• **Direction**: Write out the records below once more, exactly as they stand.

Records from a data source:
(begin)

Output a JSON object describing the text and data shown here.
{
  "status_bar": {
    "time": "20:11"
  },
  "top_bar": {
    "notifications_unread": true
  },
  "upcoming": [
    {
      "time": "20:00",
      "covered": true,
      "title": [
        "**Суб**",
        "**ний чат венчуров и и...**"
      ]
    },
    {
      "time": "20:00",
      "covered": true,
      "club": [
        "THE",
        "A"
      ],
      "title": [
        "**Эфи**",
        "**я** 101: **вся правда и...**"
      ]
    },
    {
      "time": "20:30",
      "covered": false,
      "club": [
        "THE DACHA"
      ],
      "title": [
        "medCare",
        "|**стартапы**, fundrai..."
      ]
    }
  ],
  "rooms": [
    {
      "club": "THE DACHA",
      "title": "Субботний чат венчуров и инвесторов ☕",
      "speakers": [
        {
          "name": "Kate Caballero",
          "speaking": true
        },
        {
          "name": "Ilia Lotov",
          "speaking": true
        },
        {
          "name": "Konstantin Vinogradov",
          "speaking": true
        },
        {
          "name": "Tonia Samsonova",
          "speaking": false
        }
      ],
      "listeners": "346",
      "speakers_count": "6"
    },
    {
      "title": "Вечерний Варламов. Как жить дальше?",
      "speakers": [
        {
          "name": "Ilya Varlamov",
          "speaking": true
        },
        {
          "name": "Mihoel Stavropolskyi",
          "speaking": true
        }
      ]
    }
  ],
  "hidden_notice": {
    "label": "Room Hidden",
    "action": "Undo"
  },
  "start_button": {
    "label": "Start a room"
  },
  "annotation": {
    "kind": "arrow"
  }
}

(end)

• **Answer for the task**:
Output a JSON object describing the text and data shown here.
{
  "status_bar": {
    "time": "20:11"
  },
  "top_bar": {
    "notifications_unread": true
  },
  "upcoming": [
    {
      "time": "20:00",
      "covered": true,
      "title": [
        "**Суб**",
        "**ний чат венчуров и и...**"
      ]
    },
    {
      "time": "20:00",
      "covered": true,
      "club": [
        "THE",
        "A"
      ],
      "title": [
        "**Эфи**",
        "**я** 101: **вся правда и...**"
      ]
    },
    {
      "time": "20:30",
      "covered": false,
      "club": [
        "THE DACHA"
      ],
      "title": [
        "medCare",
        "|**стартапы**, fundrai..."
      ]
    }
  ],
  "rooms": [
    {
      "club": "THE DACHA",
      "title": "Субботний чат венчуров и инвесторов ☕",
      "speakers": [
        {
          "name": "Kate Caballero",
          "speaking": true
        },
        {
          "name": "Ilia Lotov",
          "speaking": true
        },
        {
          "name": "Konstantin Vinogradov",
          "speaking": true
        },
        {
          "name": "Tonia Samsonova",
          "speaking": false
        }
      ],
      "listeners": "346",
      "speakers_count": "6"
    },
    {
      "title": "Вечерний Варламов. Как жить дальше?",
      "speakers": [
        {
          "name": "Ilya Varlamov",
          "speaking": true
        },
        {
          "name": "Mihoel Stavropolskyi",
          "speaking": true
        }
      ]
    }
  ],
  "hidden_notice": {
    "label": "Room Hidden",
    "action": "Undo"
  },
  "start_button": {
    "label": "Start a room"
  },
  "annotation": {
    "kind": "arrow"
  }
}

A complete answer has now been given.